- Exercise details -
How many lines in the entries below contain "same"? Answer with the number only.

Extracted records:
[Begin]
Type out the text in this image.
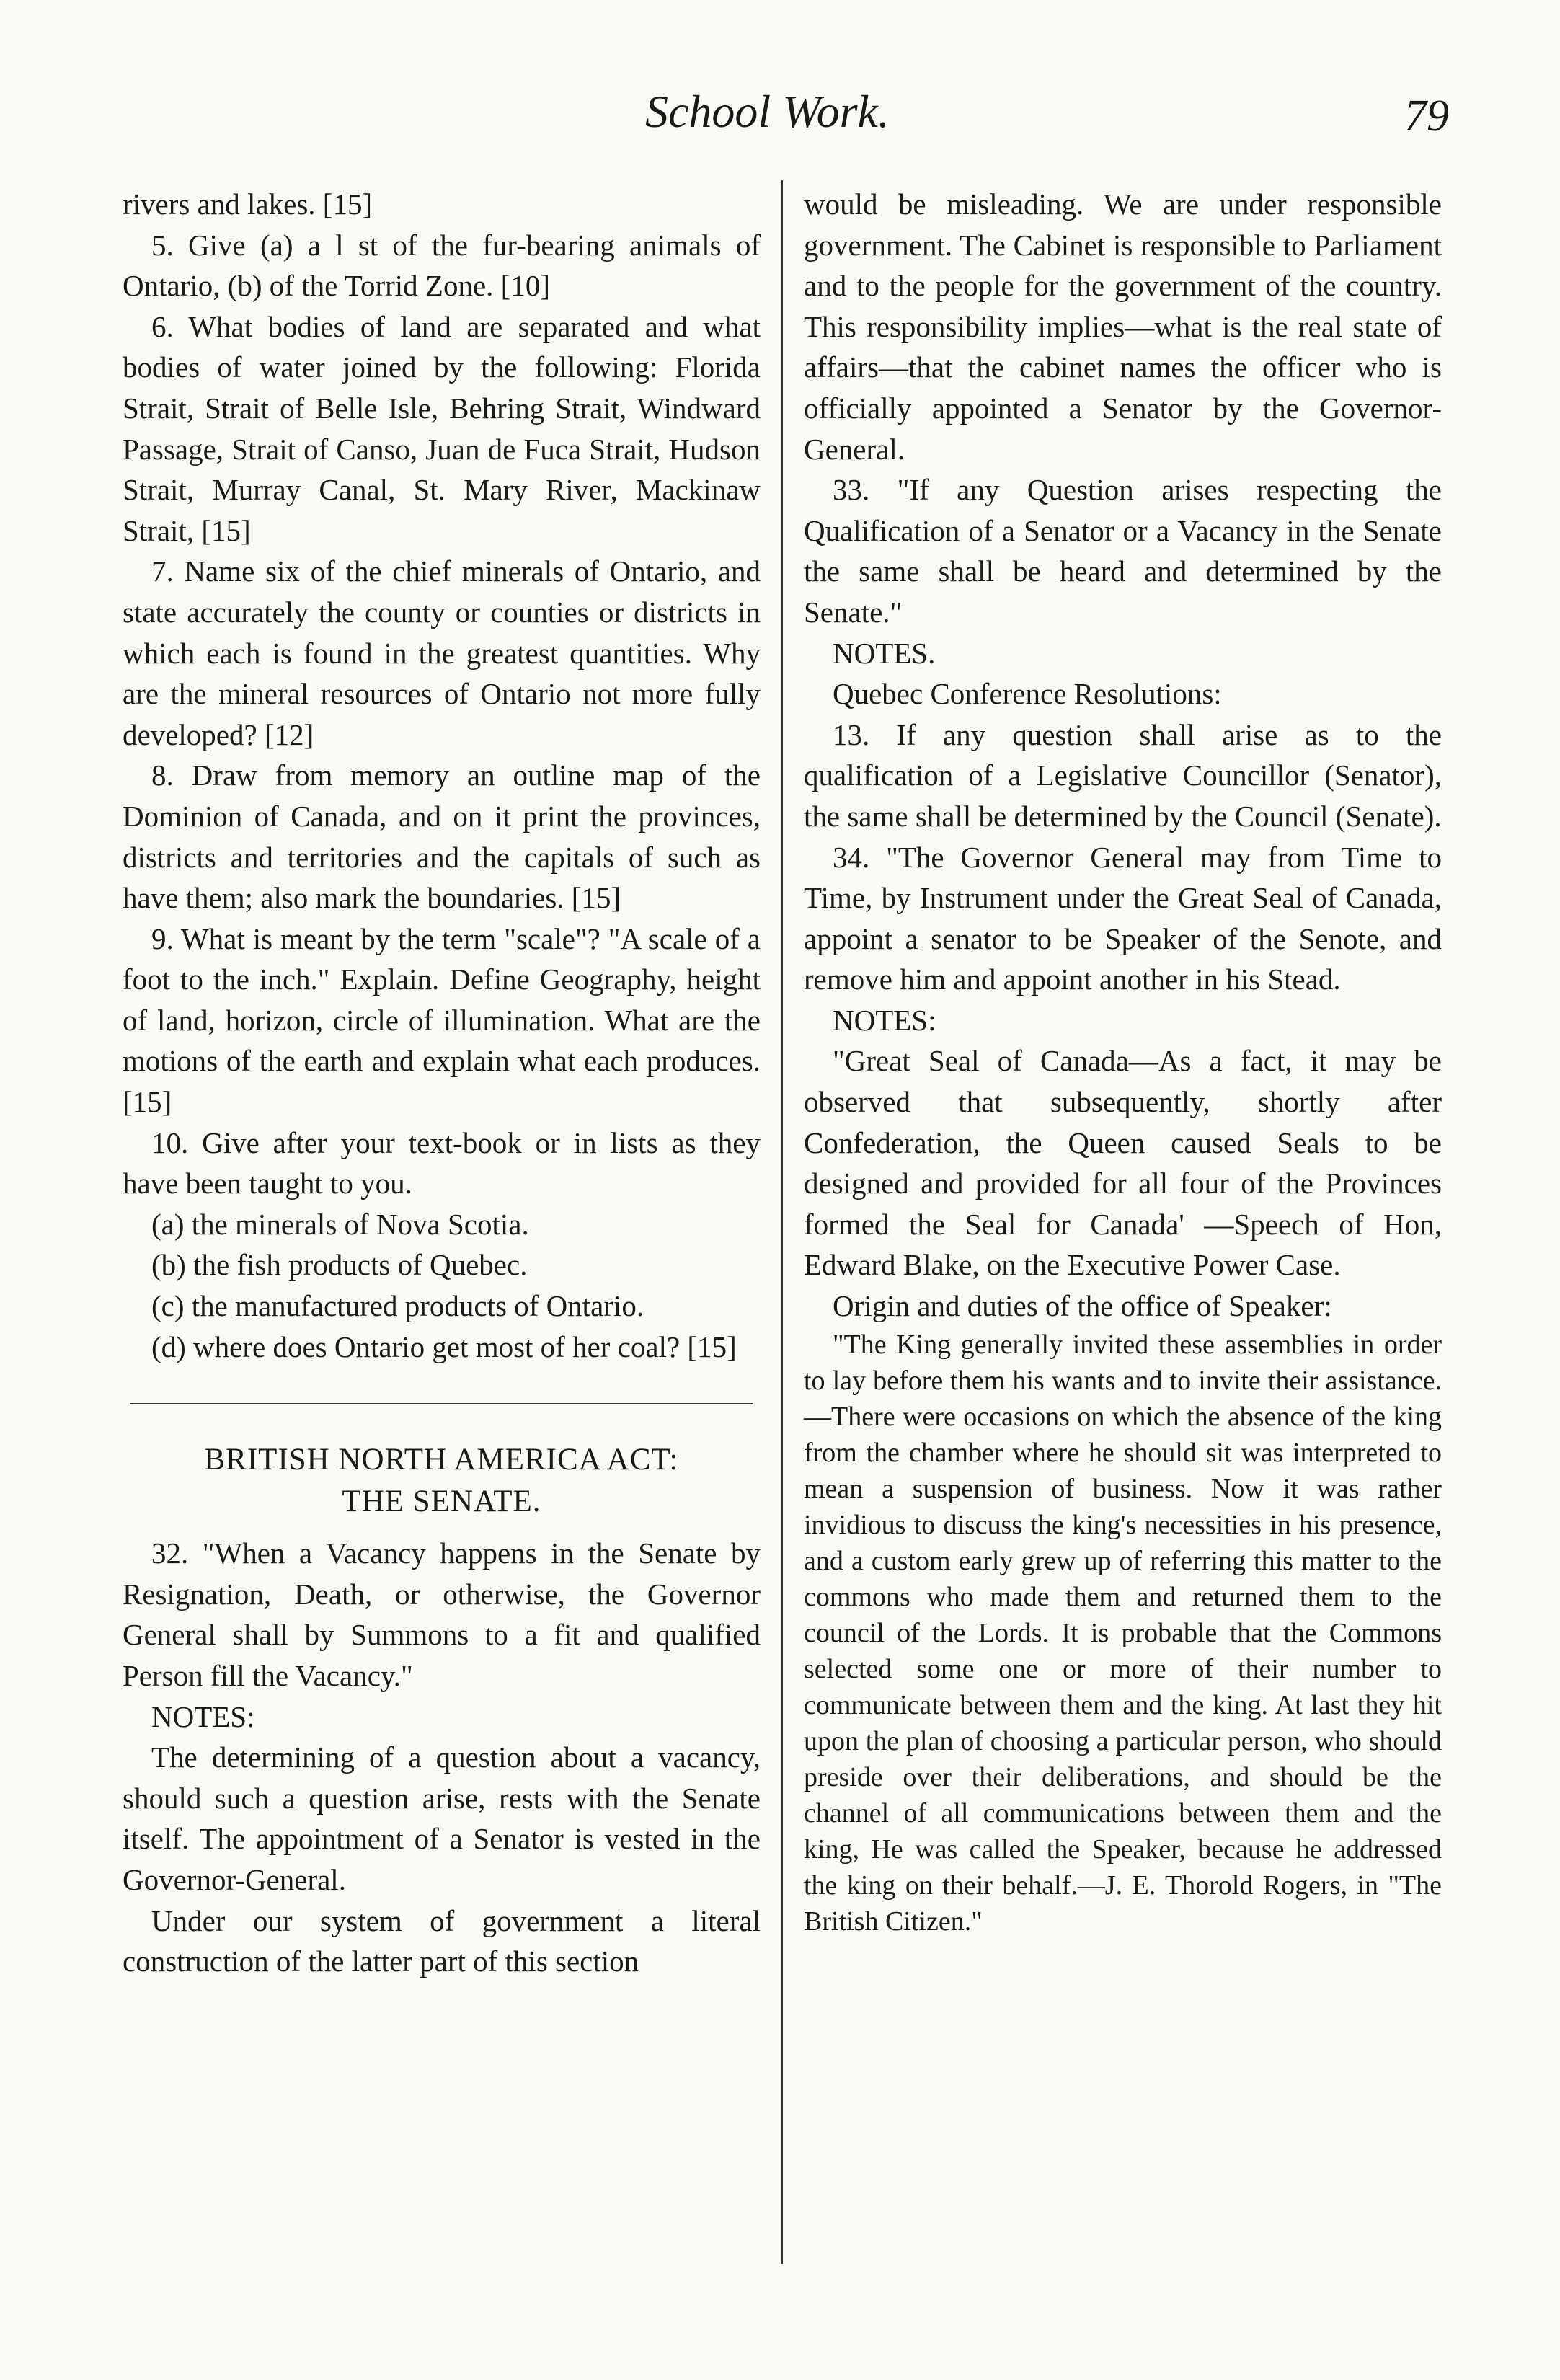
School Work.	79

rivers and lakes. [15]

5. Give (a) a l st of the fur-bearing animals of Ontario, (b) of the Torrid Zone. [10]

6. What bodies of land are separated and what bodies of water joined by the following: Florida Strait, Strait of Belle Isle, Behring Strait, Windward Passage, Strait of Canso, Juan de Fuca Strait, Hudson Strait, Murray Canal, St. Mary River, Mackinaw Strait, [15]

7. Name six of the chief minerals of Ontario, and state accurately the county or counties or districts in which each is found in the greatest quantities. Why are the mineral resources of Ontario not more fully developed? [12]

8. Draw from memory an outline map of the Dominion of Canada, and on it print the provinces, districts and territories and the capitals of such as have them; also mark the boundaries. [15]

9. What is meant by the term "scale"? "A scale of a foot to the inch." Explain. Define Geography, height of land, horizon, circle of illumination. What are the motions of the earth and explain what each produces. [15]

10. Give after your text-book or in lists as they have been taught to you.

(a) the minerals of Nova Scotia.

(b) the fish products of Quebec.

(c) the manufactured products of Ontario.

(d) where does Ontario get most of her coal? [15]

BRITISH NORTH AMERICA ACT:

THE SENATE.

32. "When a Vacancy happens in the Senate by Resignation, Death, or otherwise, the Governor General shall by Summons to a fit and qualified Person fill the Vacancy."

NOTES:

The determining of a question about a vacancy, should such a question arise, rests with the Senate itself. The appointment of a Senator is vested in the Governor-General.

Under our system of government a literal construction of the latter part of this section

would be misleading. We are under responsible government. The Cabinet is responsible to Parliament and to the people for the government of the country. This responsibility implies—what is the real state of affairs—that the cabinet names the officer who is officially appointed a Senator by the Governor-General.

33. "If any Question arises respecting the Qualification of a Senator or a Vacancy in the Senate the same shall be heard and determined by the Senate."

NOTES.

Quebec Conference Resolutions:

13. If any question shall arise as to the qualification of a Legislative Councillor (Senator), the same shall be determined by the Council (Senate).

34. "The Governor General may from Time to Time, by Instrument under the Great Seal of Canada, appoint a senator to be Speaker of the Senote, and remove him and appoint another in his Stead.

NOTES:

"Great Seal of Canada—As a fact, it may be observed that subsequently, shortly after Confederation, the Queen caused Seals to be designed and provided for all four of the Provinces formed the Seal for Canada' —Speech of Hon, Edward Blake, on the Executive Power Case.

Origin and duties of the office of Speaker:

"The King generally invited these assemblies in order to lay before them his wants and to invite their assistance.—There were occasions on which the absence of the king from the chamber where he should sit was interpreted to mean a suspension of business. Now it was rather invidious to discuss the king's necessities in his presence, and a custom early grew up of referring this matter to the commons who made them and returned them to the council of the Lords. It is probable that the Commons selected some one or more of their number to communicate between them and the king. At last they hit upon the plan of choosing a particular person, who should preside over their deliberations, and should be the channel of all communications between them and the king, He was called the Speaker, because he addressed the king on their behalf.—J. E. Thorold Rogers, in "The British Citizen."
[End]
- Answer to this exercise -
2